## Items from a dataset:
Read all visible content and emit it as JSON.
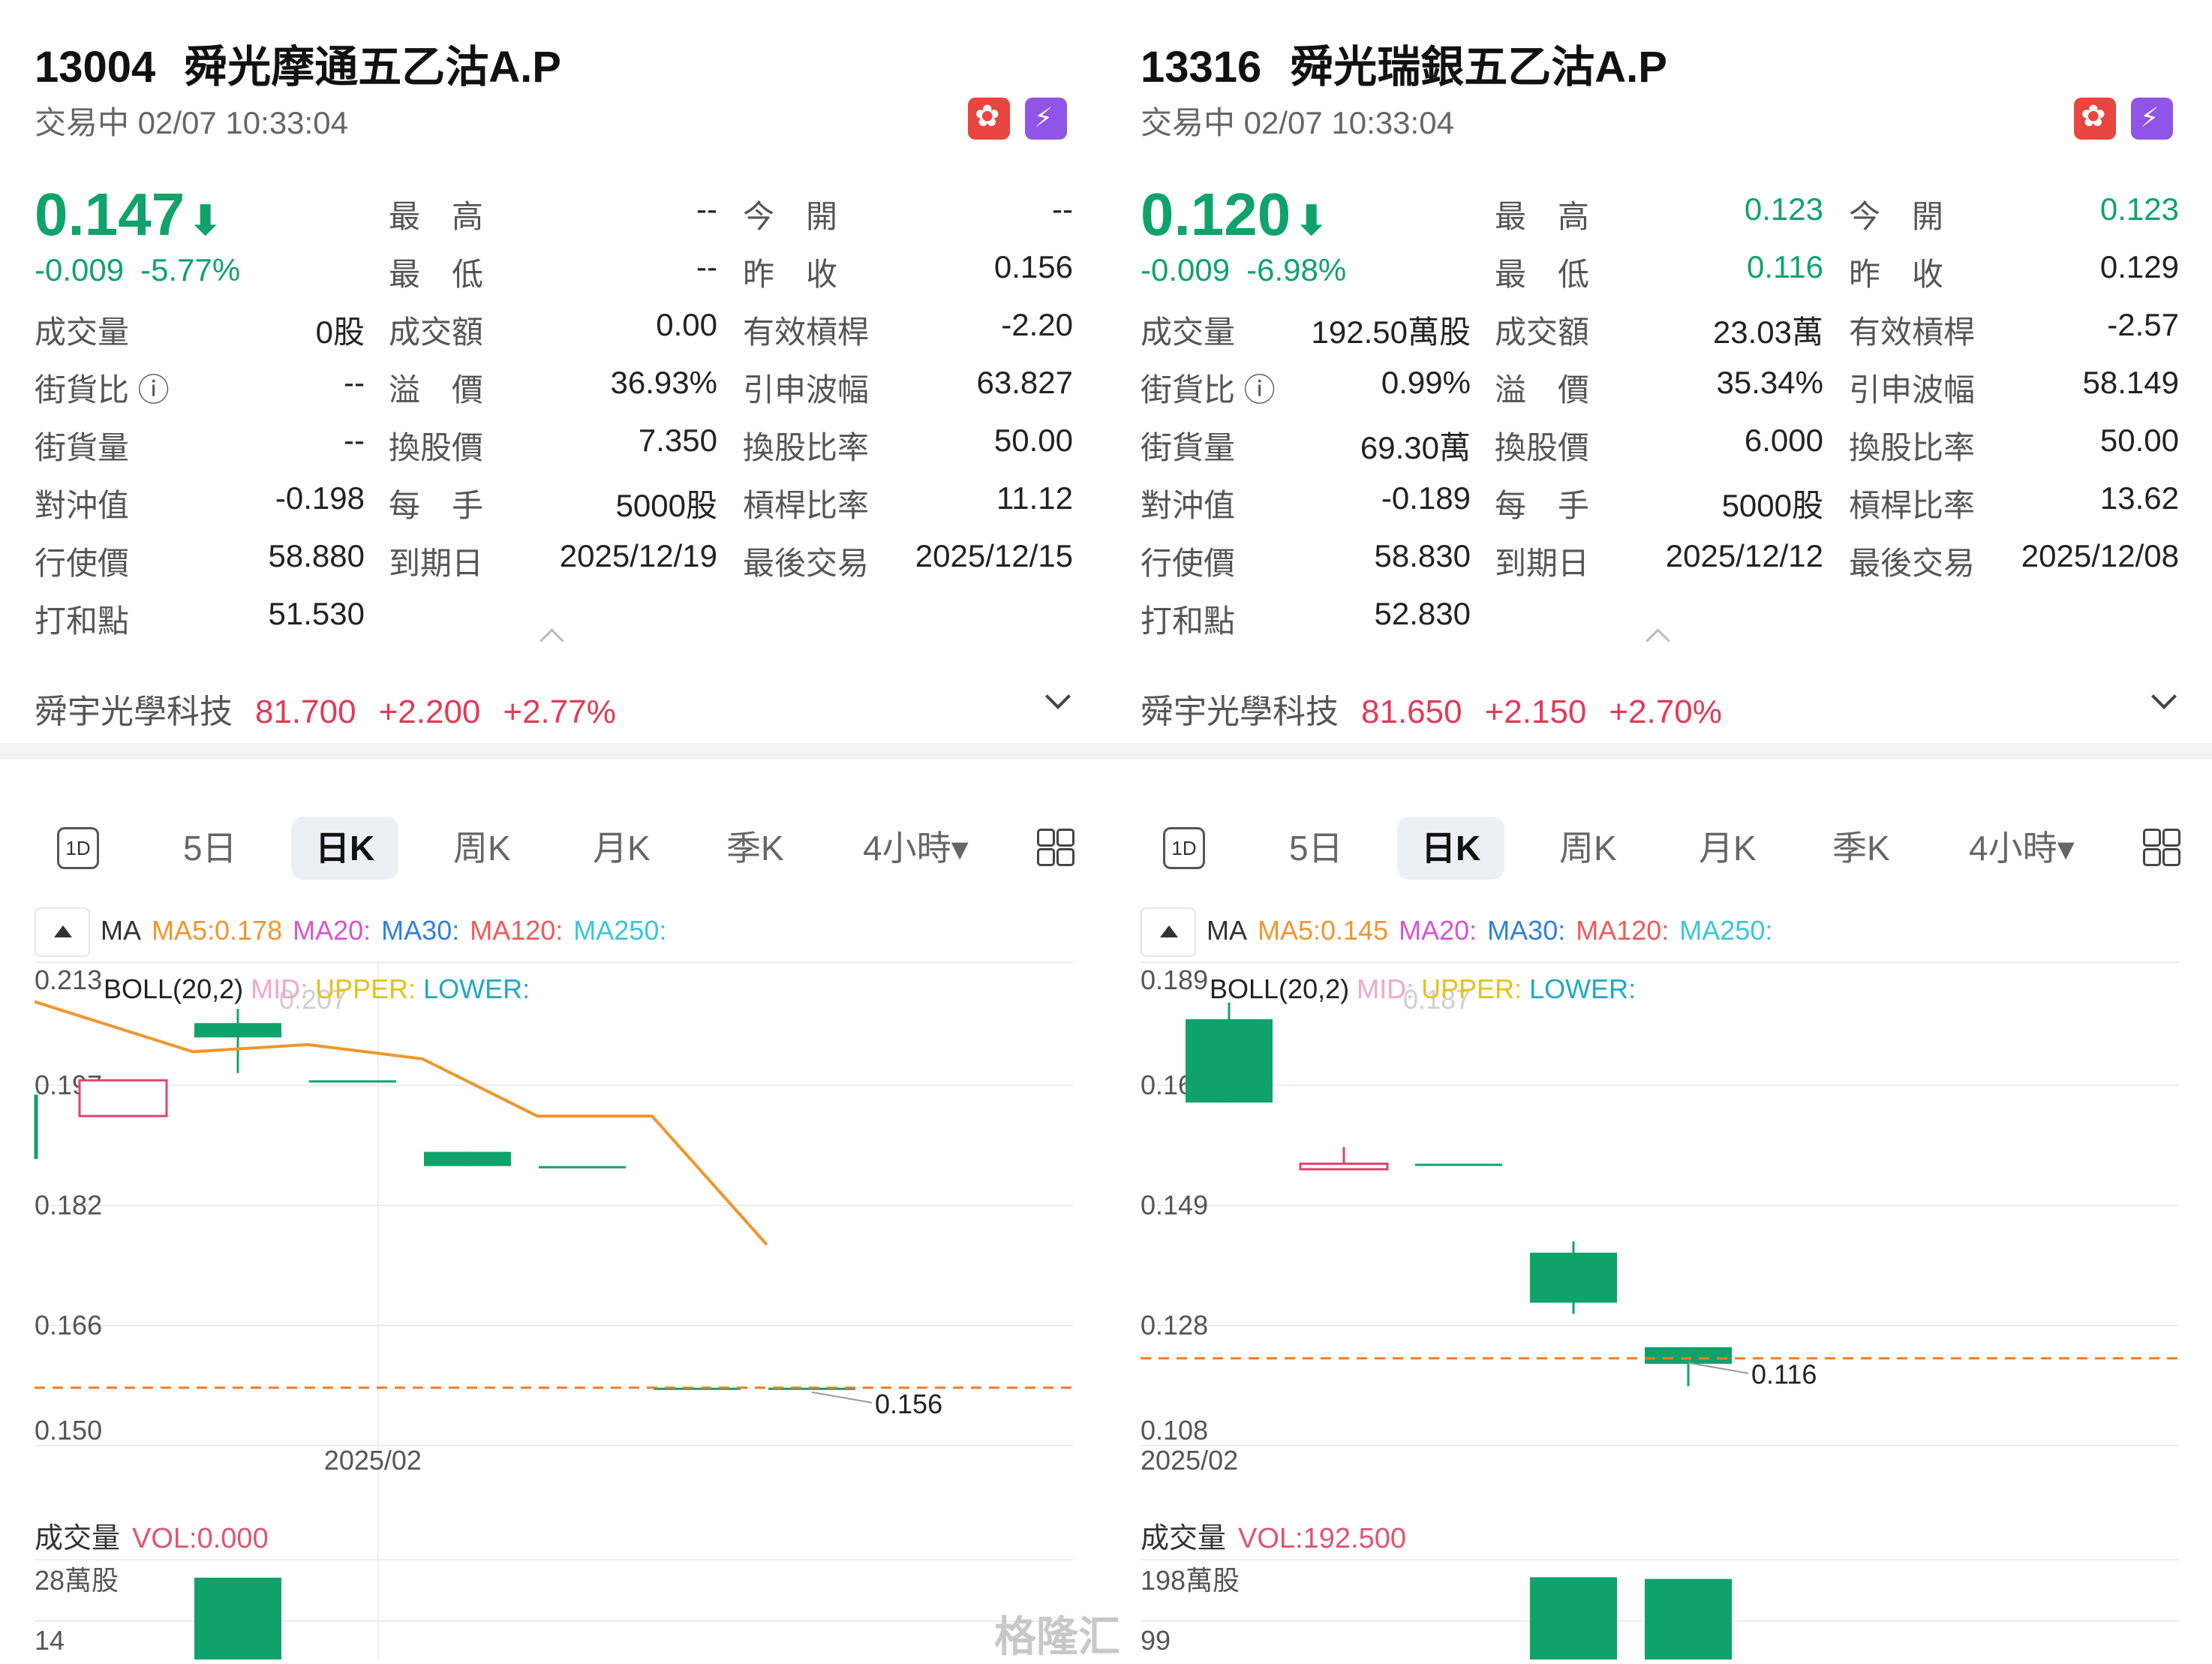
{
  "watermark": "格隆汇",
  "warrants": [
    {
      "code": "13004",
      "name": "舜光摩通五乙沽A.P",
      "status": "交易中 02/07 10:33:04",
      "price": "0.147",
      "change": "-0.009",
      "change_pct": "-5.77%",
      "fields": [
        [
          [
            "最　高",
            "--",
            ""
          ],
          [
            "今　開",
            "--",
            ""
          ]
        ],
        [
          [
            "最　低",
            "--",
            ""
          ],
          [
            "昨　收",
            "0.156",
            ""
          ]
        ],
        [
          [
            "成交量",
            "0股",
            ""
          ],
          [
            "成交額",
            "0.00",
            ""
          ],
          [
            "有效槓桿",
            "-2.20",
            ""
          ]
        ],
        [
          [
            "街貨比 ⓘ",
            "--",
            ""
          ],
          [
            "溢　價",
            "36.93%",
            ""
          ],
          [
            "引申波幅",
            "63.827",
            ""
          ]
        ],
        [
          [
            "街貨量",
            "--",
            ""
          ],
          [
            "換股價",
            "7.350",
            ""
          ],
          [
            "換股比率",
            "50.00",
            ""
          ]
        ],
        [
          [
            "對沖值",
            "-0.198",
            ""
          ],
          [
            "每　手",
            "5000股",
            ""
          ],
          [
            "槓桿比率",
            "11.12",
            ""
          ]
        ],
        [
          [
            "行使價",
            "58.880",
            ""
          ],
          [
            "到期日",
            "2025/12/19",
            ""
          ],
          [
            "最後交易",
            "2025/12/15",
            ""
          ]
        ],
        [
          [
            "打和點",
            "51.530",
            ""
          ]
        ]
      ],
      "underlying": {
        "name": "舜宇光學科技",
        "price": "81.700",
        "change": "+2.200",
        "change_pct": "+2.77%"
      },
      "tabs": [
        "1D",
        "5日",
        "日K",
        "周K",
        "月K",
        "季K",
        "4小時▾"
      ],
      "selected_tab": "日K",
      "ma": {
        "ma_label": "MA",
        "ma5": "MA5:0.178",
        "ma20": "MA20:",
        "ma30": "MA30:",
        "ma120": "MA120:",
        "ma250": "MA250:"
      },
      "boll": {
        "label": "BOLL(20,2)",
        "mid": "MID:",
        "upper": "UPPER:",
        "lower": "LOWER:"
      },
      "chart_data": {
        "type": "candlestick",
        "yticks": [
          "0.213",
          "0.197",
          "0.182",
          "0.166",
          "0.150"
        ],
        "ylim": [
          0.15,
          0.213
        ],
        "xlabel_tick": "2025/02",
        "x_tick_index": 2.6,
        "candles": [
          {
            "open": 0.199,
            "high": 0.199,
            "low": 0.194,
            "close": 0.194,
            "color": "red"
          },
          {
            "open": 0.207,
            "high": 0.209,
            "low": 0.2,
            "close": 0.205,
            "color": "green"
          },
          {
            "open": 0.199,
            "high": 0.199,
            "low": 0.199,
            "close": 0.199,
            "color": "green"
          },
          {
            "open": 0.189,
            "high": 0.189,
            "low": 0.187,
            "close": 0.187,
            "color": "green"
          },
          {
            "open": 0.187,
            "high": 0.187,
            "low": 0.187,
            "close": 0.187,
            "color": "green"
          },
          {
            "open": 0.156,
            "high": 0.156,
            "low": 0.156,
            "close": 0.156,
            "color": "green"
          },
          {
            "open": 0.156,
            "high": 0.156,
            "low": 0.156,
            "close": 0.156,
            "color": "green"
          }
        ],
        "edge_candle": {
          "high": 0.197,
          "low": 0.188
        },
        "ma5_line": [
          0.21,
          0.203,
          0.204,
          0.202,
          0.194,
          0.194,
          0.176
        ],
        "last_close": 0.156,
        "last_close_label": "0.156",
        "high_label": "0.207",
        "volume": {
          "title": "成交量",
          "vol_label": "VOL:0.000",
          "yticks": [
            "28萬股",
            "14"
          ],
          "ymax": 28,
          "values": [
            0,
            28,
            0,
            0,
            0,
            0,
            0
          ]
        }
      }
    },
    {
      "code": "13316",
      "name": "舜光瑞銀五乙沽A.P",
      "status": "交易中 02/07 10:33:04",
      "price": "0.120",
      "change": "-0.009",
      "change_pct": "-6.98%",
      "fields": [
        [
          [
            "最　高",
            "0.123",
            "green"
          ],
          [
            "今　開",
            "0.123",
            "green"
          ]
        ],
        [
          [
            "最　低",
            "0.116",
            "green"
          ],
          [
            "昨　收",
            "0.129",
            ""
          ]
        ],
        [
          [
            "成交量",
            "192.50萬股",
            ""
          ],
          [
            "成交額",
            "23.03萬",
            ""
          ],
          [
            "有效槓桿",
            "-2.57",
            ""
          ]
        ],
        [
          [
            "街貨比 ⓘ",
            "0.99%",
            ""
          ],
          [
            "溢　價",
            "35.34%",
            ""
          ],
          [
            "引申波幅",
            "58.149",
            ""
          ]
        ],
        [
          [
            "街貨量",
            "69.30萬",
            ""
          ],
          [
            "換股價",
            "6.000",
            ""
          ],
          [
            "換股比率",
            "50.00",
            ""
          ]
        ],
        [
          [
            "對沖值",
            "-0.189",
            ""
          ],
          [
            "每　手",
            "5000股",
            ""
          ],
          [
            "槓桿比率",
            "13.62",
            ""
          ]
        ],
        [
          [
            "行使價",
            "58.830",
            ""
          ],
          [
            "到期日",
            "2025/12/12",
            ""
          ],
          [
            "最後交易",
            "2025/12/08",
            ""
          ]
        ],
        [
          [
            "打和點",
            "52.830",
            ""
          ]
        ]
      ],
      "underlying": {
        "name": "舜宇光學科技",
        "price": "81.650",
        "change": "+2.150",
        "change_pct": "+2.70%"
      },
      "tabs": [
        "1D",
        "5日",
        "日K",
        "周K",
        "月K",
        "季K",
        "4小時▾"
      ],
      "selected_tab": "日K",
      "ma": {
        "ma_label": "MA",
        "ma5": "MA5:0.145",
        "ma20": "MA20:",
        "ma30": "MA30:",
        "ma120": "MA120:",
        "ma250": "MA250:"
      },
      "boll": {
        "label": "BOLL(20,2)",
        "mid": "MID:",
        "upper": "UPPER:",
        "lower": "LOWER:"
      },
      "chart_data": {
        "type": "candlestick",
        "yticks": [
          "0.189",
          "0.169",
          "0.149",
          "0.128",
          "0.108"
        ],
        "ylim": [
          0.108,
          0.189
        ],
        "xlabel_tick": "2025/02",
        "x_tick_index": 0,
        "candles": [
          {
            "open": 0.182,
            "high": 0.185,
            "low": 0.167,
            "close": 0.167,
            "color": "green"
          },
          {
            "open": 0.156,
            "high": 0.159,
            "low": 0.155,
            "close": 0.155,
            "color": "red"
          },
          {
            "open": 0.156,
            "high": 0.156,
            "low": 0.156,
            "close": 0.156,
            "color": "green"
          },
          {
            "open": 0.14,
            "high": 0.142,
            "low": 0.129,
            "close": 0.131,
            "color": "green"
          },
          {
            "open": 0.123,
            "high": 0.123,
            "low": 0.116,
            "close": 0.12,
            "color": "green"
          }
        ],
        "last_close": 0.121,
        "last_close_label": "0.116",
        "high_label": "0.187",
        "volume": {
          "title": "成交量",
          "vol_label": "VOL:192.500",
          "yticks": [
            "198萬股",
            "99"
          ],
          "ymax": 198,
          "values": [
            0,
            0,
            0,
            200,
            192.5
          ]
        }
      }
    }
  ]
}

...

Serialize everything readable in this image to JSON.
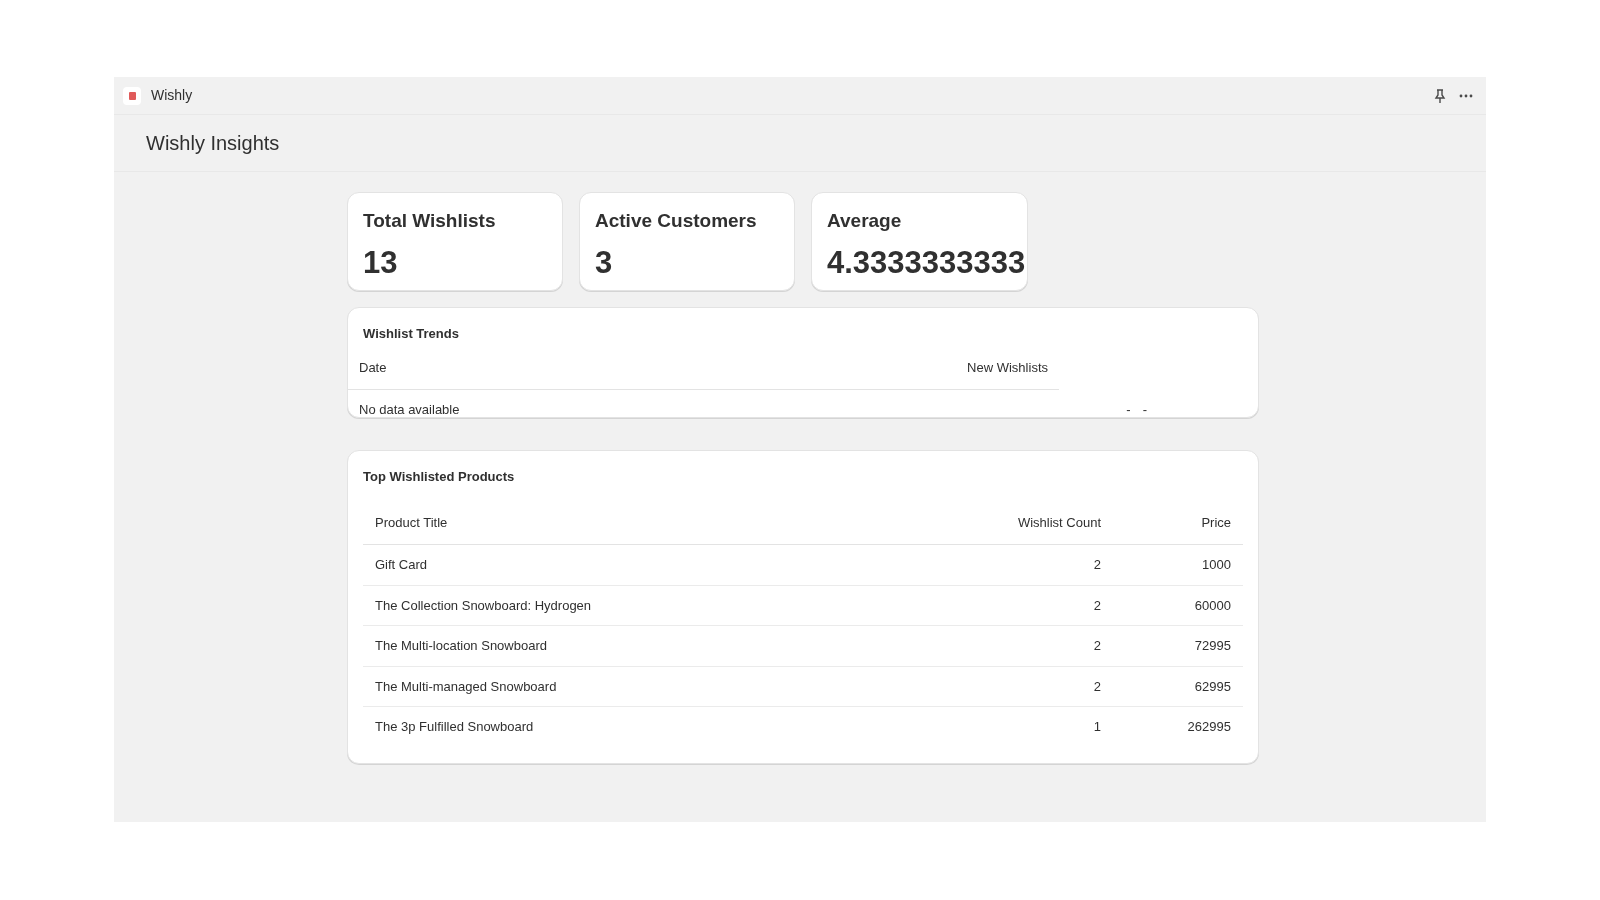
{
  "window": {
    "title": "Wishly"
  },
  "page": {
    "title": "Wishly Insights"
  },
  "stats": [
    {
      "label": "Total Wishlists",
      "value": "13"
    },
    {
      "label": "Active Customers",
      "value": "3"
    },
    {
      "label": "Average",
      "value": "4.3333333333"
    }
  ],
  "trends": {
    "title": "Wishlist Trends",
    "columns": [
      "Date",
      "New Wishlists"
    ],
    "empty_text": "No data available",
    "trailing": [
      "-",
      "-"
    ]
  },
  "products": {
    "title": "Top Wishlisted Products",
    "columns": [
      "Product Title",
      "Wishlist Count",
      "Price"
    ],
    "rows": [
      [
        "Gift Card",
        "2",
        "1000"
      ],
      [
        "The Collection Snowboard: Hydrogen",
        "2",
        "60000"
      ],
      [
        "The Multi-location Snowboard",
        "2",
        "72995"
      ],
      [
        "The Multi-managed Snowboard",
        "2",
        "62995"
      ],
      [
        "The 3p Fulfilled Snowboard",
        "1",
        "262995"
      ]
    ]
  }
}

...

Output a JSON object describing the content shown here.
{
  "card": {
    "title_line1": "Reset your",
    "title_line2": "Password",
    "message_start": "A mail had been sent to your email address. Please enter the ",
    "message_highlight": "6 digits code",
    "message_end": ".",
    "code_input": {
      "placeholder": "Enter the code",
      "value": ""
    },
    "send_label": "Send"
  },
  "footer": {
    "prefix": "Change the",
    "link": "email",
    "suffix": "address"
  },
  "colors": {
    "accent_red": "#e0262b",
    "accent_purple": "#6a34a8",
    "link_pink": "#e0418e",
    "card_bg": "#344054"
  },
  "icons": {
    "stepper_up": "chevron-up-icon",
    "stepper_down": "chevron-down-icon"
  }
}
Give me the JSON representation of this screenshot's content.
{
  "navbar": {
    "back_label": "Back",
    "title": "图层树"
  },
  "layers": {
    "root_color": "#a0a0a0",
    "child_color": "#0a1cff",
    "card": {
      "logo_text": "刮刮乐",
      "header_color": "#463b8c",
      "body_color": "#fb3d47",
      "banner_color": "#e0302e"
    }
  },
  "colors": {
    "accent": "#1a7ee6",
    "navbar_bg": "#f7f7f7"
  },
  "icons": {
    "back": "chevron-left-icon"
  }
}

## Exercise objective:
State how many lines include the string "content", and nothing more.

## Expected output:
3